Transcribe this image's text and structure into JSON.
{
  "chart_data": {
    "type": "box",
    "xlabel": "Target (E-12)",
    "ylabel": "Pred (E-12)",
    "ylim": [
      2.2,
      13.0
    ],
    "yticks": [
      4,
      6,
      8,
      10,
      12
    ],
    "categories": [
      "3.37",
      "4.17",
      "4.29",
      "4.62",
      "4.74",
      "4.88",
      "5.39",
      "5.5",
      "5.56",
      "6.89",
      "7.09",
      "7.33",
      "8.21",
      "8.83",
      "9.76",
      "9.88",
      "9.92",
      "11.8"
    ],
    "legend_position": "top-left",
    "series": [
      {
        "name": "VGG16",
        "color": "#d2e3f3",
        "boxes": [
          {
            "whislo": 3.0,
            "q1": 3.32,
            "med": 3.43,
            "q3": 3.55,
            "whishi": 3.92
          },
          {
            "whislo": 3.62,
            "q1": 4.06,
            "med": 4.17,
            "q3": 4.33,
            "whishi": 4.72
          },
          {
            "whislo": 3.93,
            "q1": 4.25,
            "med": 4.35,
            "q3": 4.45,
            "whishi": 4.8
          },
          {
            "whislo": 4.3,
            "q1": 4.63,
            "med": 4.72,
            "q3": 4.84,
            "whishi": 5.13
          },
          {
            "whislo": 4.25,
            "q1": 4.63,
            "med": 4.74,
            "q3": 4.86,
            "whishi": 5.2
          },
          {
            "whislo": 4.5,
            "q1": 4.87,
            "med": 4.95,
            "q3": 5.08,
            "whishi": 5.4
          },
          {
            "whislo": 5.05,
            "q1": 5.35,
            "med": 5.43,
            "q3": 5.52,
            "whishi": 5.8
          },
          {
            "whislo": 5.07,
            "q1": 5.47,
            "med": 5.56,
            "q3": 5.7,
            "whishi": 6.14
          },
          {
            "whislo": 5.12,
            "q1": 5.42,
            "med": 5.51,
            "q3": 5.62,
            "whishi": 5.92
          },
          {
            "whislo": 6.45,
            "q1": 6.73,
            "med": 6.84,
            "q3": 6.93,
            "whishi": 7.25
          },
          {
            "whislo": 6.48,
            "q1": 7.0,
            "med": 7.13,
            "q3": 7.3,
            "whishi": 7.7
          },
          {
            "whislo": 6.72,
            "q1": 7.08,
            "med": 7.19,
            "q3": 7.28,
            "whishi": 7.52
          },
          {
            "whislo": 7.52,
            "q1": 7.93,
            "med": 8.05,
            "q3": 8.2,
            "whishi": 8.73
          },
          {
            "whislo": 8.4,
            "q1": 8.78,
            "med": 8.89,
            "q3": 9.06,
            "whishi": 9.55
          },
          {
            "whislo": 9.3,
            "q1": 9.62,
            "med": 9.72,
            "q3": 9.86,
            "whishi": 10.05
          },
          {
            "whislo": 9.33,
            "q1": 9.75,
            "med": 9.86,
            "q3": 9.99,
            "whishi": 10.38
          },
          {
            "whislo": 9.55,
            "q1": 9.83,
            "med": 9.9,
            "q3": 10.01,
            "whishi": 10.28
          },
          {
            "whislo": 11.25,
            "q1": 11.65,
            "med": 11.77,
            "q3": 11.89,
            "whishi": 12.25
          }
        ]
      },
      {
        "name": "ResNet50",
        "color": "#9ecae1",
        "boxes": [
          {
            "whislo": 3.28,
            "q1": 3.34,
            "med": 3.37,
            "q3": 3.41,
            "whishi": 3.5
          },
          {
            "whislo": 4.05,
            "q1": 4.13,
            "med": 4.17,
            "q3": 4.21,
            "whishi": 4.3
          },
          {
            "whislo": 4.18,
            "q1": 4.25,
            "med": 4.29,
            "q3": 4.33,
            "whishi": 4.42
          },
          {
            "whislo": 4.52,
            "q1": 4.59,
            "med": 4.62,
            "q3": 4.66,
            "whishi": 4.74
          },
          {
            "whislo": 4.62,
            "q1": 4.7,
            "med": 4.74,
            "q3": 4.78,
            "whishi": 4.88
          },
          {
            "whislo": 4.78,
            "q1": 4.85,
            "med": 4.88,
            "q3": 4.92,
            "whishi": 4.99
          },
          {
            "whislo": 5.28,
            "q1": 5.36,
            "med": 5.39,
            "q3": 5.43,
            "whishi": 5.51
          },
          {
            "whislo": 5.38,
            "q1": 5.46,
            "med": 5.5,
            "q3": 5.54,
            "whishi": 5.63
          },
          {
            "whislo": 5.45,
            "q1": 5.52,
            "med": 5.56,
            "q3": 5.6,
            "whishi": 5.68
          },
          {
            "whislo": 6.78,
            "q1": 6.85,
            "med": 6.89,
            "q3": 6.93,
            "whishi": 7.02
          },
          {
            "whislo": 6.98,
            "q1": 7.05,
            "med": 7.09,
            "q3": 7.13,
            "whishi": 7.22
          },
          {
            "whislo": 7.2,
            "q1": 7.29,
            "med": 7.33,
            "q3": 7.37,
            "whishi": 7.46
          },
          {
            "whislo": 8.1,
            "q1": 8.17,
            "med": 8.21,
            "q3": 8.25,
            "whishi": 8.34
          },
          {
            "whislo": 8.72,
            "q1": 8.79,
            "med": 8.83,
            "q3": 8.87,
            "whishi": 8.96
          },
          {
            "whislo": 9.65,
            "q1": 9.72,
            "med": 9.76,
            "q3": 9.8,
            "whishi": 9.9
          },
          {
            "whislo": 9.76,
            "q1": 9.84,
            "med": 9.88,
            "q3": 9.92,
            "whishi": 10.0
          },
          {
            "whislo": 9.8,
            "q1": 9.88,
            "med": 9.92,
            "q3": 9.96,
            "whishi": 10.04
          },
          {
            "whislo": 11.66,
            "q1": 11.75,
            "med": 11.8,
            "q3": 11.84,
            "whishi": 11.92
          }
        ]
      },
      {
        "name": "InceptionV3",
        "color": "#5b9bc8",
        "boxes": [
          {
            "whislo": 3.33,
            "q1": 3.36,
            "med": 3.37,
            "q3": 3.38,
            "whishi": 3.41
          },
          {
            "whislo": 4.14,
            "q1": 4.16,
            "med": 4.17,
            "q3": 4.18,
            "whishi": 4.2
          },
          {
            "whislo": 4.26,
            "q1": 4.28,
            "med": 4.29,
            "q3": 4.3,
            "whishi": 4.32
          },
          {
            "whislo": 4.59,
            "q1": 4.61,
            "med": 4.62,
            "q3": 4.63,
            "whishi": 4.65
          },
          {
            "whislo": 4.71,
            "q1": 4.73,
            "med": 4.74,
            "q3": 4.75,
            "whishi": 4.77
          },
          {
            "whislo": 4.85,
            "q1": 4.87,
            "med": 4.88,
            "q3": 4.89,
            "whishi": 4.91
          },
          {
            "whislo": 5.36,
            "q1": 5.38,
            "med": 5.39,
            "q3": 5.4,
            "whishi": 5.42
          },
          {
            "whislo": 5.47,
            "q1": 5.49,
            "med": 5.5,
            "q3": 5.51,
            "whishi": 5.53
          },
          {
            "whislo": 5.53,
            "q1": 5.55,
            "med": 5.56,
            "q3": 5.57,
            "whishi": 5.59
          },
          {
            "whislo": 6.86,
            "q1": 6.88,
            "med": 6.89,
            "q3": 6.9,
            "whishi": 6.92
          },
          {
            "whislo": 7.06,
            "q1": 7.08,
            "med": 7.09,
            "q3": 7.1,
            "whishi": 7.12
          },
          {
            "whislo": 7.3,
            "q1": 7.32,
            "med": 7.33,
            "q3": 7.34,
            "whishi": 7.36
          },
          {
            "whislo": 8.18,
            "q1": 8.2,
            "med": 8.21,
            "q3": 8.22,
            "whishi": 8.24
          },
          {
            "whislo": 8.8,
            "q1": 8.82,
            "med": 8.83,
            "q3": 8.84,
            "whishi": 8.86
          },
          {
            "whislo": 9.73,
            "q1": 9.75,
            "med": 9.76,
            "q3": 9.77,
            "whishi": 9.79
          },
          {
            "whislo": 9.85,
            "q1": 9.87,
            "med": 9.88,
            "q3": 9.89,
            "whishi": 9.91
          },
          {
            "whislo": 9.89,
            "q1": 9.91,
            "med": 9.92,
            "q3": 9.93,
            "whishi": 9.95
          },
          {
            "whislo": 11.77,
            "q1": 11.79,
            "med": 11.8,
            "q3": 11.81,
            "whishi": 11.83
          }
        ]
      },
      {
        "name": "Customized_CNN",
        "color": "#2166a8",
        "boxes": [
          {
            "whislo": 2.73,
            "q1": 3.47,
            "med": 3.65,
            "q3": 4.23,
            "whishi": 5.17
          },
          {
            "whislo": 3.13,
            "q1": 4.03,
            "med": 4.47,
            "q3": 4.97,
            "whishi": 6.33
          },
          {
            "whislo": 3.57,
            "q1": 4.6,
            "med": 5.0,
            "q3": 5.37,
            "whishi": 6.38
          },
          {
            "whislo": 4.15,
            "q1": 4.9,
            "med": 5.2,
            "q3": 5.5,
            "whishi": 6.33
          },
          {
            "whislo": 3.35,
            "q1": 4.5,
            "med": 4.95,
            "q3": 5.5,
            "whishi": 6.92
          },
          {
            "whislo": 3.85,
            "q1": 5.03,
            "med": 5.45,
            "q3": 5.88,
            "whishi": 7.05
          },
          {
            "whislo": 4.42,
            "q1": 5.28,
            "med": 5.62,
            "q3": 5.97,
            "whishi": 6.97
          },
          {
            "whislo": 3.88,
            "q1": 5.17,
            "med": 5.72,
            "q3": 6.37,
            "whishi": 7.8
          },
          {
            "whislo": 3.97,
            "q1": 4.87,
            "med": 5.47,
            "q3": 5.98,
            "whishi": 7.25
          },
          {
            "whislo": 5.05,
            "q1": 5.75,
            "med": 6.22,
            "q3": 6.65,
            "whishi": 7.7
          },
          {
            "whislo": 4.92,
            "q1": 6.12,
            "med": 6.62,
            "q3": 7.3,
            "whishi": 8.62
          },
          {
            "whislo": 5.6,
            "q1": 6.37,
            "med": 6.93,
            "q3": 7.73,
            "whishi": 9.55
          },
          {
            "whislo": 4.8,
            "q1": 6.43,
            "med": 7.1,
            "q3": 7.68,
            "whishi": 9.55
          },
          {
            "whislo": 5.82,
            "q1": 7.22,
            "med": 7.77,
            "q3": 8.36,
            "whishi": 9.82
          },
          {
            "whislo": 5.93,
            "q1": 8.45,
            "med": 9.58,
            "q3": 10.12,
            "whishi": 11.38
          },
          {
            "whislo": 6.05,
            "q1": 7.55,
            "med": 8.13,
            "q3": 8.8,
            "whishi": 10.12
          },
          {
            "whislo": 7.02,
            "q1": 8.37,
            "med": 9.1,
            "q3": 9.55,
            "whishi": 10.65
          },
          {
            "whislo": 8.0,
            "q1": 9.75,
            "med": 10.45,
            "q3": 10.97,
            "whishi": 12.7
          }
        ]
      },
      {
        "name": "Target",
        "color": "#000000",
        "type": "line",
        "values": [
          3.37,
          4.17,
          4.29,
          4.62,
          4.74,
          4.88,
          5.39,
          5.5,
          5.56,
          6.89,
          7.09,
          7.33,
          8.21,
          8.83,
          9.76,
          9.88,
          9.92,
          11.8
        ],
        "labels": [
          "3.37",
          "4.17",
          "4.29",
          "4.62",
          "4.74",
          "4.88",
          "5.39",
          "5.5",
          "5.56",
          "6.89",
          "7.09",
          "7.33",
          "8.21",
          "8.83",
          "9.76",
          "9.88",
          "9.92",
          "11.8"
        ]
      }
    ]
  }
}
_ _ _ _ _ _ _
▶ **WHAT YOU NEED TO DO**
Extract, from the material above, each line holding the word "name".

▶ **THE COMPLETED TASK**
        "name": "VGG16",
        "name": "ResNet50",
        "name": "InceptionV3",
        "name": "Customized_CNN",
        "name": "Target",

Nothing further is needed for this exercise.